───── Provided records ─────
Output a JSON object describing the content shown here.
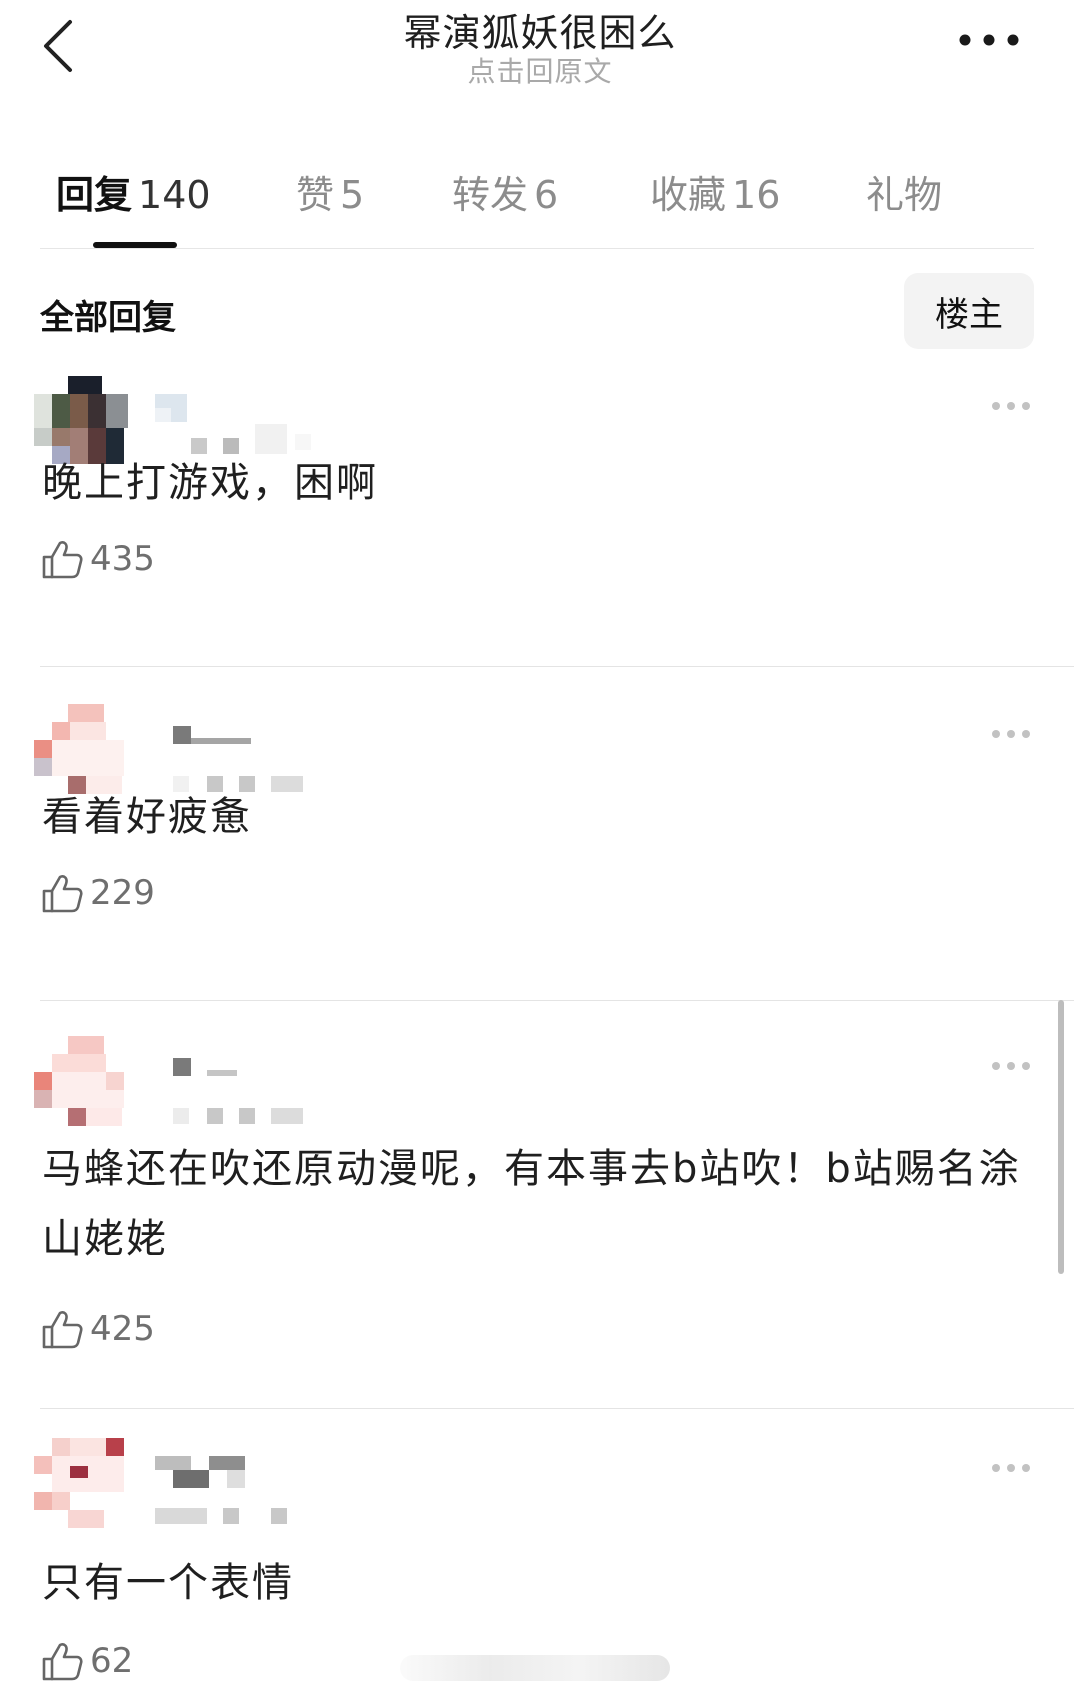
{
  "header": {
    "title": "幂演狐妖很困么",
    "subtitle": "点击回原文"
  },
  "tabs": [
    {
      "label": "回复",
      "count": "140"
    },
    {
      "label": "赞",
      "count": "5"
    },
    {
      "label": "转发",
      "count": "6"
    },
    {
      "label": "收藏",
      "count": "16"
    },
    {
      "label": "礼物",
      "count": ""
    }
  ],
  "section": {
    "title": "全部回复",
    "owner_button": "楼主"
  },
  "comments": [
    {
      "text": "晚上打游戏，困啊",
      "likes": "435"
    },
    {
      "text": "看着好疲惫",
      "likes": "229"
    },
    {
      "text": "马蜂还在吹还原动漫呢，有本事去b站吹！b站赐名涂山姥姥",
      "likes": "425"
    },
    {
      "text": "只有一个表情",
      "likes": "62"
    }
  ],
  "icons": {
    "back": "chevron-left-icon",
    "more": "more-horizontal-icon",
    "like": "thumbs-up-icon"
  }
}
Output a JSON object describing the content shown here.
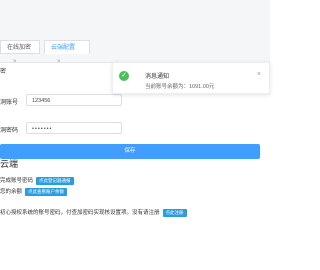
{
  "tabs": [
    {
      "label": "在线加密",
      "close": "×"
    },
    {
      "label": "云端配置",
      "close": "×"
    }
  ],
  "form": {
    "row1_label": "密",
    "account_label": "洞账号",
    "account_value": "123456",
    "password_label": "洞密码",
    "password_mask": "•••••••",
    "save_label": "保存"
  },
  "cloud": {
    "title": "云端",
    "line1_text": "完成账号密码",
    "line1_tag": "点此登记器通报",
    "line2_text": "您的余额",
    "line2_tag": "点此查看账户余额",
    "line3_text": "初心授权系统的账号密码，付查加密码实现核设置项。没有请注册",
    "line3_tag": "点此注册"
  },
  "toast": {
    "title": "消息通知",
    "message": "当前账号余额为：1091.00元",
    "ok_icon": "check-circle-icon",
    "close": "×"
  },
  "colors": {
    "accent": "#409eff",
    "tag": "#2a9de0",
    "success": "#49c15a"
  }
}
─────
### Set task
Pictures are not part of the copy; reproduce everything else in the records exactly.

### Answer to this task
Output a JSON object describing the content shown here.
{
  "header": {
    "title": "幂演狐妖很困么",
    "subtitle": "点击回原文"
  },
  "tabs": [
    {
      "label": "回复",
      "count": "140"
    },
    {
      "label": "赞",
      "count": "5"
    },
    {
      "label": "转发",
      "count": "6"
    },
    {
      "label": "收藏",
      "count": "16"
    },
    {
      "label": "礼物",
      "count": ""
    }
  ],
  "section": {
    "title": "全部回复",
    "owner_button": "楼主"
  },
  "comments": [
    {
      "text": "晚上打游戏，困啊",
      "likes": "435"
    },
    {
      "text": "看着好疲惫",
      "likes": "229"
    },
    {
      "text": "马蜂还在吹还原动漫呢，有本事去b站吹！b站赐名涂山姥姥",
      "likes": "425"
    },
    {
      "text": "只有一个表情",
      "likes": "62"
    }
  ],
  "icons": {
    "back": "chevron-left-icon",
    "more": "more-horizontal-icon",
    "like": "thumbs-up-icon"
  }
}
Output a JSON object describing the content shown here.
{
  "tabs": [
    {
      "label": "在线加密",
      "close": "×"
    },
    {
      "label": "云端配置",
      "close": "×"
    }
  ],
  "form": {
    "row1_label": "密",
    "account_label": "洞账号",
    "account_value": "123456",
    "password_label": "洞密码",
    "password_mask": "•••••••",
    "save_label": "保存"
  },
  "cloud": {
    "title": "云端",
    "line1_text": "完成账号密码",
    "line1_tag": "点此登记器通报",
    "line2_text": "您的余额",
    "line2_tag": "点此查看账户余额",
    "line3_text": "初心授权系统的账号密码，付查加密码实现核设置项。没有请注册",
    "line3_tag": "点此注册"
  },
  "toast": {
    "title": "消息通知",
    "message": "当前账号余额为：1091.00元",
    "ok_icon": "check-circle-icon",
    "close": "×"
  },
  "colors": {
    "accent": "#409eff",
    "tag": "#2a9de0",
    "success": "#49c15a"
  }
}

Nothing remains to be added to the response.